» Directive
Will you quote all of the entries, word for word?

» Provided data
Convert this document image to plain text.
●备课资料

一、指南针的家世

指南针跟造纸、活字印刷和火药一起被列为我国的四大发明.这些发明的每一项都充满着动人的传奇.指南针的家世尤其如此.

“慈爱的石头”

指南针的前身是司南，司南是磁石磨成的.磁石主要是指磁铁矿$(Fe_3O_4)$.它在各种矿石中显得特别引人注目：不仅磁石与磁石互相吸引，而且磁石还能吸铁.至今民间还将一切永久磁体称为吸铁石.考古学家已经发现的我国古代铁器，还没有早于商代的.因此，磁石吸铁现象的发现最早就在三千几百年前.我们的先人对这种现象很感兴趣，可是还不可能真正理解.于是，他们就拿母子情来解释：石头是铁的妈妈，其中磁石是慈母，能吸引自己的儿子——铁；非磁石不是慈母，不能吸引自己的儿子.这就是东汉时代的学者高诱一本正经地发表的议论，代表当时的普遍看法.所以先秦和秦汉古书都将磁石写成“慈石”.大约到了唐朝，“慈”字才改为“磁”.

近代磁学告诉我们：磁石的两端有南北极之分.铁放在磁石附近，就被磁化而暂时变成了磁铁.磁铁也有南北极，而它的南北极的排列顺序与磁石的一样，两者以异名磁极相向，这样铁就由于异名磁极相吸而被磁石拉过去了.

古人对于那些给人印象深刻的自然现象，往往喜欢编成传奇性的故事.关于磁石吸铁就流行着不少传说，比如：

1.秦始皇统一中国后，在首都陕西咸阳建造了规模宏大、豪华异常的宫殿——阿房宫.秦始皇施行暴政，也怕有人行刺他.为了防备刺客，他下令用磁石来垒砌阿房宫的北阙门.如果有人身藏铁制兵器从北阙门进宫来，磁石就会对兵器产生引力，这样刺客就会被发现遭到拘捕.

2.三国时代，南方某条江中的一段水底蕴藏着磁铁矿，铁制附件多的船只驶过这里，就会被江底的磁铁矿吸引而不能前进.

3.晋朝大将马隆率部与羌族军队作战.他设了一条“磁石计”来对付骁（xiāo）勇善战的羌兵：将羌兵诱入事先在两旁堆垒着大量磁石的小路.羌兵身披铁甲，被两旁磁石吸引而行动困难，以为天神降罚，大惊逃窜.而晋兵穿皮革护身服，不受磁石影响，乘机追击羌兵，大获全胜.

» Right answer
Convert this document image to plain text.
●备课资料

一、指南针的家世

指南针跟造纸、活字印刷和火药一起被列为我国的四大发明.这些发明的每一项都充满着动人的传奇.指南针的家世尤其如此.

“慈爱的石头”

指南针的前身是司南，司南是磁石磨成的.磁石主要是指磁铁矿$(Fe_3O_4)$.它在各种矿石中显得特别引人注目：不仅磁石与磁石互相吸引，而且磁石还能吸铁.至今民间还将一切永久磁体称为吸铁石.考古学家已经发现的我国古代铁器，还没有早于商代的.因此，磁石吸铁现象的发现最早就在三千几百年前.我们的先人对这种现象很感兴趣，可是还不可能真正理解.于是，他们就拿母子情来解释：石头是铁的妈妈，其中磁石是慈母，能吸引自己的儿子——铁；非磁石不是慈母，不能吸引自己的儿子.这就是东汉时代的学者高诱一本正经地发表的议论，代表当时的普遍看法.所以先秦和秦汉古书都将磁石写成“慈石”.大约到了唐朝，“慈”字才改为“磁”.

近代磁学告诉我们：磁石的两端有南北极之分.铁放在磁石附近，就被磁化而暂时变成了磁铁.磁铁也有南北极，而它的南北极的排列顺序与磁石的一样，两者以异名磁极相向，这样铁就由于异名磁极相吸而被磁石拉过去了.

古人对于那些给人印象深刻的自然现象，往往喜欢编成传奇性的故事.关于磁石吸铁就流行着不少传说，比如：

1.秦始皇统一中国后，在首都陕西咸阳建造了规模宏大、豪华异常的宫殿——阿房宫.秦始皇施行暴政，也怕有人行刺他.为了防备刺客，他下令用磁石来垒砌阿房宫的北阙门.如果有人身藏铁制兵器从北阙门进宫来，磁石就会对兵器产生引力，这样刺客就会被发现遭到拘捕.

2.三国时代，南方某条江中的一段水底蕴藏着磁铁矿，铁制附件多的船只驶过这里，就会被江底的磁铁矿吸引而不能前进.

3.晋朝大将马隆率部与羌族军队作战.他设了一条“磁石计”来对付骁（xiāo）勇善战的羌兵：将羌兵诱入事先在两旁堆垒着大量磁石的小路.羌兵身披铁甲，被两旁磁石吸引而行动困难，以为天神降罚，大惊逃窜.而晋兵穿皮革护身服，不受磁石影响，乘机追击羌兵，大获全胜.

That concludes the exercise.